__What is being asked__.
From the listing below, extract every line in which the word "Softmax" appears.

== Data for this task

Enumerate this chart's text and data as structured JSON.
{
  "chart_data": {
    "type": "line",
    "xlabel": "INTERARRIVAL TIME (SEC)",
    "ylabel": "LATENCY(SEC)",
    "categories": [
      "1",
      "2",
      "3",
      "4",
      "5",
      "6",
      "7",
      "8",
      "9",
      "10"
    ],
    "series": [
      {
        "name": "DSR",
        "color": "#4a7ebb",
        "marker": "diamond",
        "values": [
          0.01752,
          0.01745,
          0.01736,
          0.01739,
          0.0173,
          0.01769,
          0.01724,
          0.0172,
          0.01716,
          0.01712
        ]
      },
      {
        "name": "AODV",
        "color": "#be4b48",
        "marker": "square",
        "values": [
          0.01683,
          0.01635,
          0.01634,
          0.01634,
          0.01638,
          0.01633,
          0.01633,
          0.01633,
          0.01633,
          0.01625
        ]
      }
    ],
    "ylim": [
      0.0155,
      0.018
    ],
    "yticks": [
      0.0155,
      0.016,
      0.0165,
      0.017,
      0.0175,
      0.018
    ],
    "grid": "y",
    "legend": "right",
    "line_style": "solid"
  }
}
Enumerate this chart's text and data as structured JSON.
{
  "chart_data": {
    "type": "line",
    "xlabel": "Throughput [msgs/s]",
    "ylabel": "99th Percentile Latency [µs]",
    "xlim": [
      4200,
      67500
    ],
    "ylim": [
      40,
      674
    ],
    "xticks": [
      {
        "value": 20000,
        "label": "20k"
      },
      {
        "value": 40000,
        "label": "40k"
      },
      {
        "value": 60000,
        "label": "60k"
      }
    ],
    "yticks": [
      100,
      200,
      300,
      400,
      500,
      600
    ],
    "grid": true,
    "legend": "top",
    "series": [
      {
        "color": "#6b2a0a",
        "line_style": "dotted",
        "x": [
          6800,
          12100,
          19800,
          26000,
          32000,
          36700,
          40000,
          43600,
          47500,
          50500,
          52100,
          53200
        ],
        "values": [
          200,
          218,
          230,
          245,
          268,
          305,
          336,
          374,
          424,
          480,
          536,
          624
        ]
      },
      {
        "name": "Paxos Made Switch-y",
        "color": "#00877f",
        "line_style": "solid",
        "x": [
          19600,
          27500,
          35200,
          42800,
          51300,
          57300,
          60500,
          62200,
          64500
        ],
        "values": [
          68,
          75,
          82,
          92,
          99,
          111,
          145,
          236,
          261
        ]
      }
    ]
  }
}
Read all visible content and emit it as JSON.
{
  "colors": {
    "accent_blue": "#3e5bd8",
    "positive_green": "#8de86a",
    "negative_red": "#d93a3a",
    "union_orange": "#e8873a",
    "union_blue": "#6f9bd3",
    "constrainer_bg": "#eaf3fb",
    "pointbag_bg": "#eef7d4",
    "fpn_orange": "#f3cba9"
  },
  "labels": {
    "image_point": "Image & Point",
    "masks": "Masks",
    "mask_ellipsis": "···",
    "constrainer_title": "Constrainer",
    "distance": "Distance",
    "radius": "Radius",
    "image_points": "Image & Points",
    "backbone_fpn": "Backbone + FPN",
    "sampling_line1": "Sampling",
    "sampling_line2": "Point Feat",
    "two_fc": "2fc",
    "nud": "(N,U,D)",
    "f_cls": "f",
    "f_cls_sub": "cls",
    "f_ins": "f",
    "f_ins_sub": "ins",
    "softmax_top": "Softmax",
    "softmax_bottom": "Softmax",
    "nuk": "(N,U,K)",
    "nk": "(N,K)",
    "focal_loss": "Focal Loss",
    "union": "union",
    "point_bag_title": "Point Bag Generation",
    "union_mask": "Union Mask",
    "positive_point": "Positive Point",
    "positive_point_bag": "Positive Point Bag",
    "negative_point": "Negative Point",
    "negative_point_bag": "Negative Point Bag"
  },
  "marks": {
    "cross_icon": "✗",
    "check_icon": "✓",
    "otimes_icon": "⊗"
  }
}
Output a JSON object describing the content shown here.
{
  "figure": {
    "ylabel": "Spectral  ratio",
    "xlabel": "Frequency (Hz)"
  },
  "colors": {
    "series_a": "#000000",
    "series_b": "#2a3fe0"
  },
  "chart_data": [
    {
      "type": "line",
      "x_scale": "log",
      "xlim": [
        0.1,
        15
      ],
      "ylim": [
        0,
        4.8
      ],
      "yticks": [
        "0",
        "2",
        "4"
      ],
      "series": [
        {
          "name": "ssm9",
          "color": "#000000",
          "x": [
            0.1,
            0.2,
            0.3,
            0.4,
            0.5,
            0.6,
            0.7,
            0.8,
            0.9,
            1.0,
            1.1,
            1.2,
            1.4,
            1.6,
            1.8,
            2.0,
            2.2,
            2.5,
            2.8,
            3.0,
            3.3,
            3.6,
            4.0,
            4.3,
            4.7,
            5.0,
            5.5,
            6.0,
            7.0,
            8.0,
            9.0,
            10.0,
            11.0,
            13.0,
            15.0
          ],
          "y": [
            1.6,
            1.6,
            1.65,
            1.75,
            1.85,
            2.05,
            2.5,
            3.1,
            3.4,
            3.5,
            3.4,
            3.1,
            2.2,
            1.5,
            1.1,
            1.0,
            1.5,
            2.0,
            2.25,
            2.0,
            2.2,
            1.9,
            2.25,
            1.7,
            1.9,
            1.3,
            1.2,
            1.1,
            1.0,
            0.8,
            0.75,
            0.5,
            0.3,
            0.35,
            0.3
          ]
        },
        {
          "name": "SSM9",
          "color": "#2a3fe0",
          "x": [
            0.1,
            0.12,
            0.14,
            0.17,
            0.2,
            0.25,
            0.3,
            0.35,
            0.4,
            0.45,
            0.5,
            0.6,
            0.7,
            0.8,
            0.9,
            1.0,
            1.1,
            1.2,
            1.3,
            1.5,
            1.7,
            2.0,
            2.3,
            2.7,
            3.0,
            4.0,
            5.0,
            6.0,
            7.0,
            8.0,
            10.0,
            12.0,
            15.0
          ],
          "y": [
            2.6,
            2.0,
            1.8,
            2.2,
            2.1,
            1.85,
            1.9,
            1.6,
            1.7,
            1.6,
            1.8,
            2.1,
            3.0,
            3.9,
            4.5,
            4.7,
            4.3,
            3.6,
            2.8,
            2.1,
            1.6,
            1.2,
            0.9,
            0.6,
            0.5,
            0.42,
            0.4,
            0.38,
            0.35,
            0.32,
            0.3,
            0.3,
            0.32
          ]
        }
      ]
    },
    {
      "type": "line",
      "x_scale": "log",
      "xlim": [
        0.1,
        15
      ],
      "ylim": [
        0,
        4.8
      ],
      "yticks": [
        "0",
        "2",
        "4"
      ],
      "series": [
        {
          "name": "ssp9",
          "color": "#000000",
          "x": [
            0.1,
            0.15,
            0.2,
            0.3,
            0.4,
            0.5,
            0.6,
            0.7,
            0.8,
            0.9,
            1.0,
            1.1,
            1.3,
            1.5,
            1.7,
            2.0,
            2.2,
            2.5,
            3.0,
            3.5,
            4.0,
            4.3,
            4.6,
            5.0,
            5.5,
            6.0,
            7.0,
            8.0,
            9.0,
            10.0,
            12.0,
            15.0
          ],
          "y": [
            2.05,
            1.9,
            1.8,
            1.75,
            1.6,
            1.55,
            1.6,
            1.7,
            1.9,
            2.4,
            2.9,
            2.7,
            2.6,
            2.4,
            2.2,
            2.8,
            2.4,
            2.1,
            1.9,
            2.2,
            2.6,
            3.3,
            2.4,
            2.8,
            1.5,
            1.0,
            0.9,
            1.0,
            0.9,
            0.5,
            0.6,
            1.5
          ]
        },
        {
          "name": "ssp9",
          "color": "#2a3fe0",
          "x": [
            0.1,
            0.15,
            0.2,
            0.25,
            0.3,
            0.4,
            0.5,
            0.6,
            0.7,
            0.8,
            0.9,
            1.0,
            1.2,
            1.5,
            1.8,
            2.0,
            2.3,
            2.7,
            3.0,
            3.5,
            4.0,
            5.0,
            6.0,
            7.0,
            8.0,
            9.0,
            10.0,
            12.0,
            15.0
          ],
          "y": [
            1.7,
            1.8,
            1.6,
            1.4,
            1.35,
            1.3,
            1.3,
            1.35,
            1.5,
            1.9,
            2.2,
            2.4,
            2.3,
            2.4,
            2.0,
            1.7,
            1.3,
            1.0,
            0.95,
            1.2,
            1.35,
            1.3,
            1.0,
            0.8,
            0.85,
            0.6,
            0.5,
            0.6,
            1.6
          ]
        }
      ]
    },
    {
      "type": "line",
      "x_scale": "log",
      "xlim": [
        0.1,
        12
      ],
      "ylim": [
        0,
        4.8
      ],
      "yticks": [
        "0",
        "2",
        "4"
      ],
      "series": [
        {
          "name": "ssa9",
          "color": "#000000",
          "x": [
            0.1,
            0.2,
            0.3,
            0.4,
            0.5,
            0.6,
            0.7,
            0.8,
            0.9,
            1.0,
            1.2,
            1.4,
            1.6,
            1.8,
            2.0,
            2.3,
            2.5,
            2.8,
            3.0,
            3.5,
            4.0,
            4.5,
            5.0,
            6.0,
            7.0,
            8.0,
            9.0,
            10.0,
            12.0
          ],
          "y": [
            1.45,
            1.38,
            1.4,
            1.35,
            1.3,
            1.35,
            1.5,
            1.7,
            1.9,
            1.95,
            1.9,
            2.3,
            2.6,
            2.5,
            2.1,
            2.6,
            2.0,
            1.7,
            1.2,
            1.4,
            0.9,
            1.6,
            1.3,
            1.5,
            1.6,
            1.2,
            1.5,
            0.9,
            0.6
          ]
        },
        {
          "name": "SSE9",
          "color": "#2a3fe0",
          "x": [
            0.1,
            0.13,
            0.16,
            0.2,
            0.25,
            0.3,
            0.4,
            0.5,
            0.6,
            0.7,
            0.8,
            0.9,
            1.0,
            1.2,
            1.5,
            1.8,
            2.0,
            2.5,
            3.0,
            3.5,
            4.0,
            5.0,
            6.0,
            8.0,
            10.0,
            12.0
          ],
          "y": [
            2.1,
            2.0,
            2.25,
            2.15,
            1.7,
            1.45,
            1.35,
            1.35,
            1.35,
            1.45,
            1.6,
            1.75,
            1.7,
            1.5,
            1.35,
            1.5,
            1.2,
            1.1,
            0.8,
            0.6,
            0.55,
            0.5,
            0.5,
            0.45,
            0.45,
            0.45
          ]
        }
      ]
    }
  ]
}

====

__Exercise solution__.
    "softmax_top": "Softmax",
    "softmax_bottom": "Softmax",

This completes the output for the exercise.